*Source text:*
>>>>>

Even so, the West looks especially weak. It’s not just the reaction — again or lack thereof — by the Obama camp, but the entire Western world’s lack of condemnation of Iran’s brazen tyranny, that risks alienating and subverting all those Iranian citizens begging for support. There are literally hundreds of diplomatic postures that the West, and especially the United States, could take to vocally condemn Iran’s fraud and stomping of liberty. So far, silence, or at best, bland statements “of concern.”

Having shown such courage, the demonstrators deserve Western support, not least from the media that have recently trumpeted the Mousavi candidacy as evidence of Iran’s openness and potential for reform, conciliation and so on. Whatever happens in the days ahead, the world has now seen the tyranny raw. The least we owe the protestors is not to look away.

That moral obligation goes especially for the Obama Administration. President Obama came to office promising the world’s dictators an open hand in exchange for an unclenched fist. But as with Kim Jong Il’s nuclear advances and the sham trial of two Americans in North Korea, Mr. Khamenei has repudiated the President’s diplomacy of friendly overture. It turns out that the “axis of evil” really is evil — and not, as liberal sages would have it, merely misunderstood.

<<<<<

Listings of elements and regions
>>>>>

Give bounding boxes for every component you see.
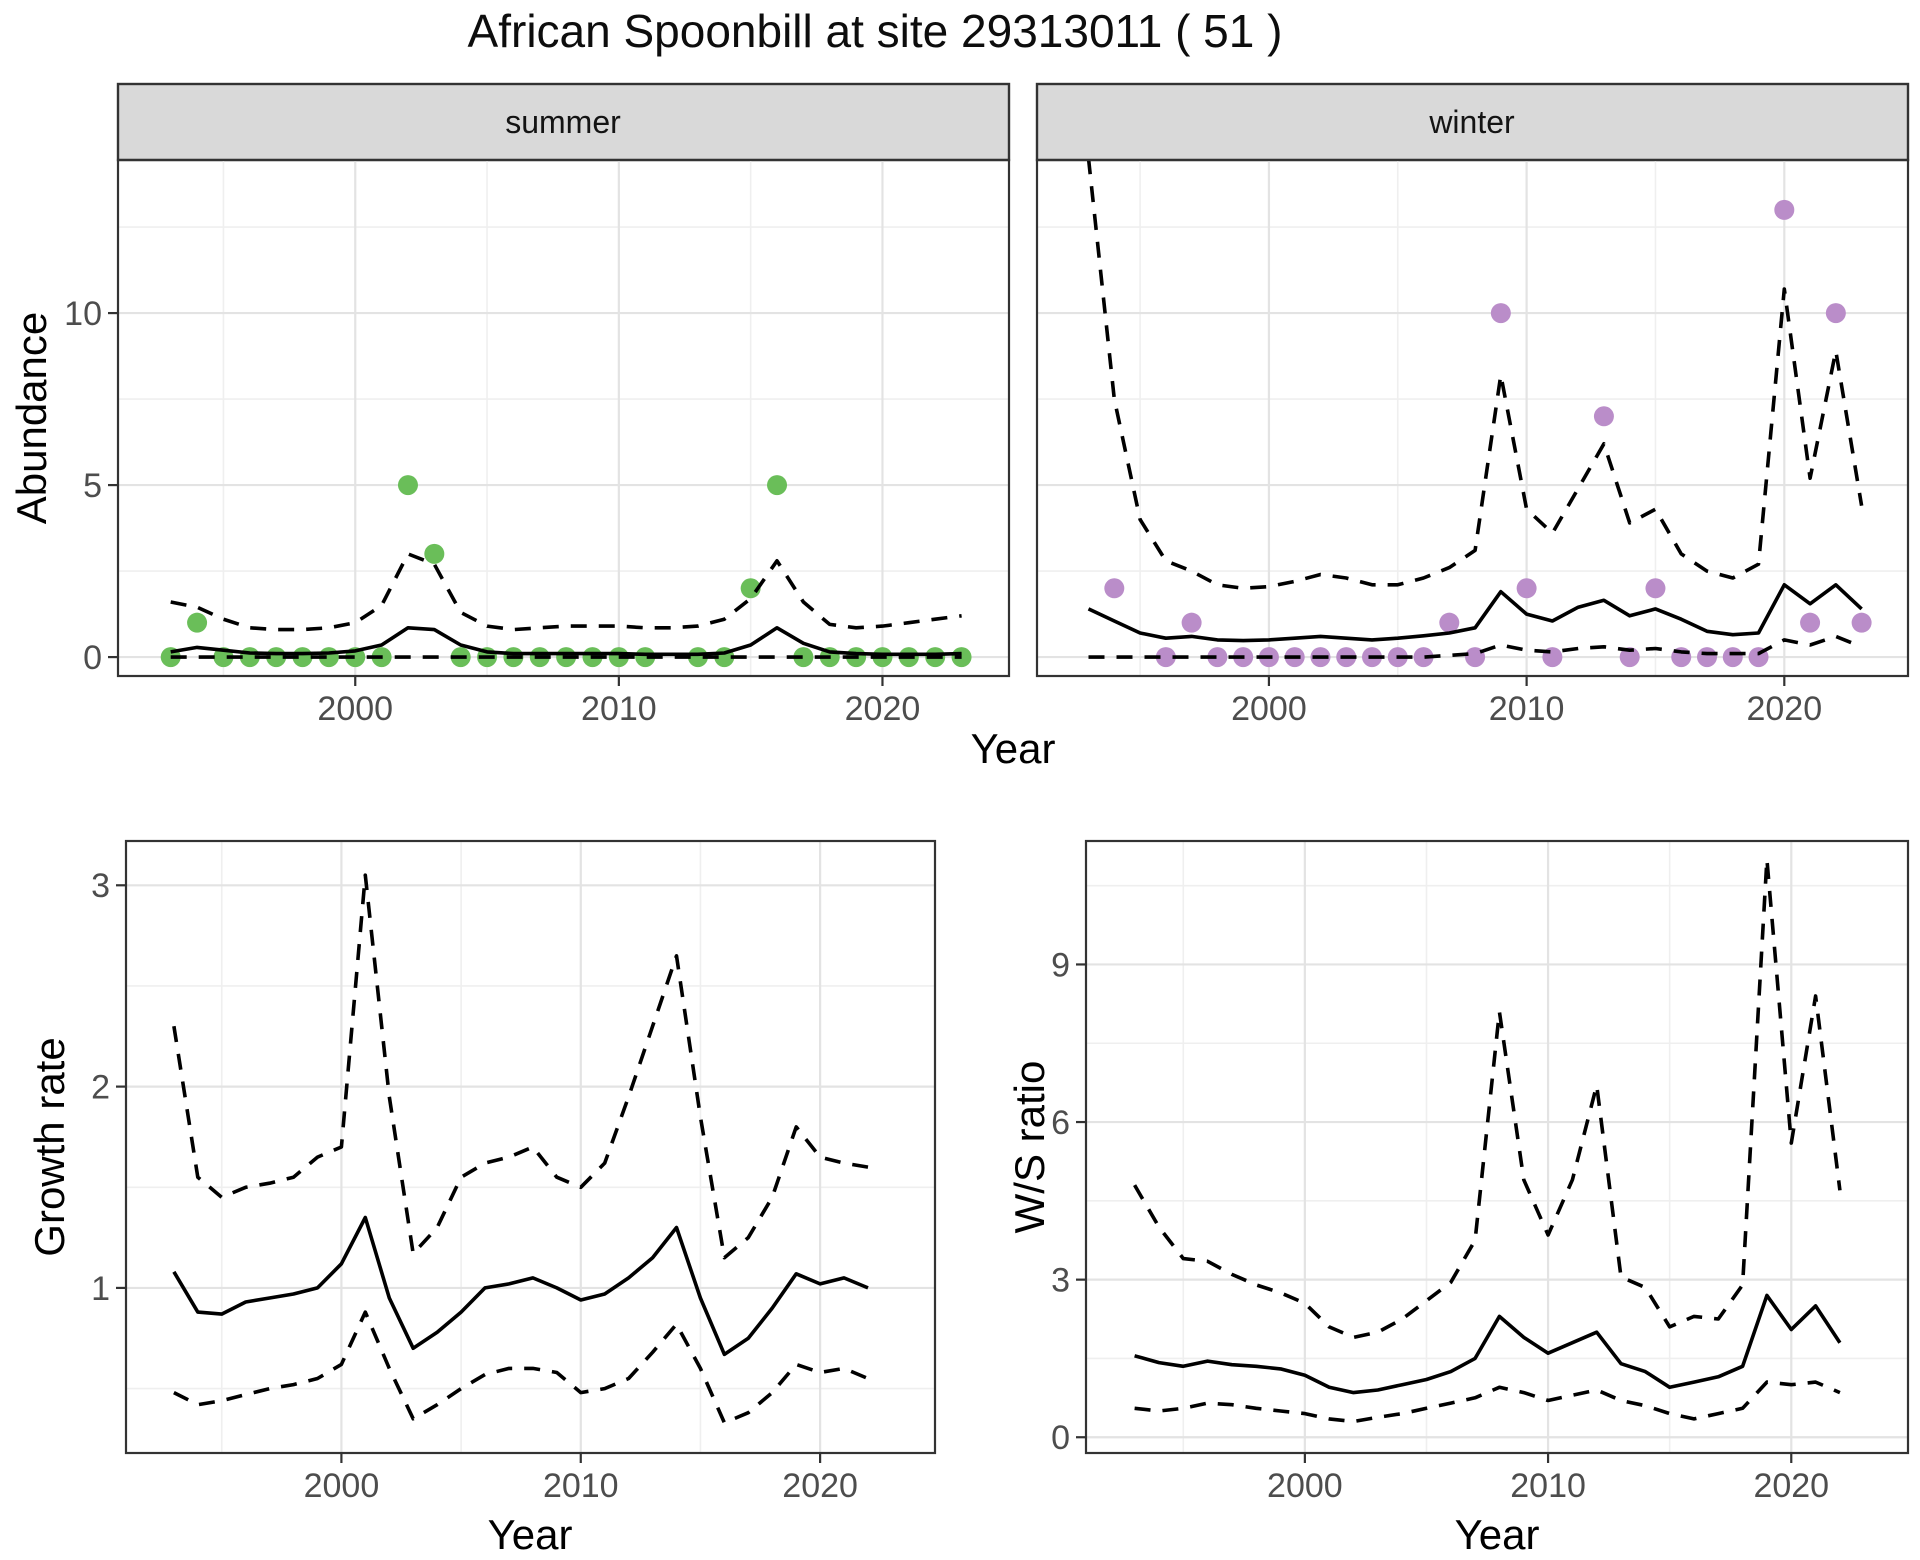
x-tick-label: 2000 xyxy=(317,690,393,728)
x-tick-label: 2010 xyxy=(543,1467,619,1505)
data-point xyxy=(1104,578,1125,599)
data-point xyxy=(1439,612,1460,633)
ci-lower-line xyxy=(1134,1380,1841,1424)
data-point xyxy=(1593,406,1614,427)
data-point xyxy=(1413,647,1434,668)
data-point xyxy=(740,578,761,599)
fitted-line xyxy=(170,626,962,657)
panel-abundance-summer: 2000 2010 2020 0 5 10 xyxy=(64,158,1011,728)
data-point xyxy=(1800,612,1821,633)
y-tick-label: 2 xyxy=(91,1069,110,1107)
fitted-line xyxy=(1087,583,1863,643)
y-axis-label-growth-rate: Growth rate xyxy=(26,1037,73,1256)
data-point xyxy=(1825,303,1846,324)
x-tick-label: 2000 xyxy=(1231,690,1307,728)
y-tick-label: 5 xyxy=(83,467,102,505)
panel-border xyxy=(1035,158,1910,678)
ci-upper-line xyxy=(170,552,962,632)
facet-strip-winter: winter xyxy=(1035,82,1910,162)
x-axis-label-year-growth: Year xyxy=(488,1511,573,1558)
x-axis-label-year-ws: Year xyxy=(1455,1511,1540,1558)
ci-upper-line xyxy=(1133,857,1842,1340)
data-point xyxy=(1722,647,1743,668)
data-point xyxy=(424,543,445,564)
panel-border xyxy=(124,839,937,1455)
data-point xyxy=(1851,612,1872,633)
data-point xyxy=(767,475,788,496)
data-point xyxy=(793,647,814,668)
x-tick-label: 2000 xyxy=(304,1467,380,1505)
y-tick-label: 0 xyxy=(1051,1419,1070,1457)
data-point xyxy=(1619,647,1640,668)
y-tick-label: 3 xyxy=(91,867,110,905)
y-tick-label: 10 xyxy=(64,295,102,333)
x-tick-label: 2020 xyxy=(1746,690,1822,728)
data-point xyxy=(1697,647,1717,668)
y-axis-label-ws-ratio: W/S ratio xyxy=(1006,1061,1053,1234)
ci-lower-line xyxy=(173,1310,869,1425)
page-title: African Spoonbill at site 29313011 ( 51 … xyxy=(468,5,1283,57)
ci-upper-line xyxy=(172,873,869,1260)
facet-strip-summer: summer xyxy=(116,82,1011,162)
data-point xyxy=(1181,612,1202,633)
y-tick-label: 0 xyxy=(83,639,102,677)
x-tick-label: 2000 xyxy=(1267,1467,1343,1505)
panel-border xyxy=(1084,839,1910,1455)
ci-lower-line xyxy=(1088,634,1863,659)
data-point xyxy=(1490,303,1511,324)
x-tick-label: 2020 xyxy=(782,1467,858,1505)
facet-strip-winter-label: winter xyxy=(1428,104,1515,140)
x-axis-label-year-top: Year xyxy=(971,725,1056,772)
y-tick-label: 1 xyxy=(91,1270,110,1308)
data-point xyxy=(397,475,418,496)
data-point xyxy=(1516,578,1537,599)
data-point xyxy=(1774,199,1795,220)
ci-upper-line xyxy=(1086,160,1864,591)
panel-growth-rate: 2000 2010 2020 1 2 3 xyxy=(91,839,937,1505)
data-point xyxy=(1645,578,1666,599)
y-axis-label-abundance: Abundance xyxy=(8,312,55,525)
data-point xyxy=(187,612,208,633)
data-point xyxy=(1155,647,1176,668)
data-point xyxy=(687,647,708,668)
y-tick-label: 9 xyxy=(1051,946,1070,984)
y-tick-label: 6 xyxy=(1051,1104,1070,1142)
panel-abundance-winter: 2000 2010 2020 xyxy=(1035,158,1910,728)
x-tick-label: 2020 xyxy=(1753,1467,1829,1505)
panel-ws-ratio: 2000 2010 2020 0 3 6 9 xyxy=(1051,839,1910,1505)
data-point xyxy=(635,647,656,668)
data-point xyxy=(1465,647,1486,668)
x-tick-label: 2010 xyxy=(1510,1467,1586,1505)
facet-strip-summer-label: summer xyxy=(505,104,621,140)
x-tick-label: 2020 xyxy=(845,690,921,728)
fitted-line xyxy=(172,1215,869,1357)
x-tick-label: 2010 xyxy=(581,690,657,728)
observed-points xyxy=(1104,199,1872,668)
x-tick-label: 2010 xyxy=(1489,690,1565,728)
y-tick-label: 3 xyxy=(1051,1262,1070,1300)
panel-border xyxy=(116,158,1011,678)
data-point xyxy=(1207,647,1228,668)
fitted-line xyxy=(1134,1293,1842,1395)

<<<<<

*What you should do:*
Write the next part of the commentary on the Western response to Iran's crackdown on protesters, starting right after its last sentence.

*Output below:*
The vote should prompt Mr. Obama to rethink his pursuit of a grand nuclear bargain with Iran, though early indications suggest he plans to try anyway. On Saturday, the New York Times quoted one unnamed senior Administration official to the effect that the election uproar would cause Mr. Ahmadinejad to be more receptive to Mr. Obama’s overtures as a sop to disgruntled public opinion. If the Administration really believes this, then Mr. Obama is the second coming of Jimmy Carter and the mullahs will play him for time to get their bomb.

However, Mr. Obama has also stressed the importance of democracy, rule of law and transparency, most recently in the June 4 Cairo speech in which he addressed himself directly to the world’s Muslims, Iranian-Muslims included. Now the stand-off in Tehran will test — more quickly than Mr. Obama probably imagined — whether he was serious when he said “we will welcome all elected, peaceful governments — provided they govern with respect for all their people.”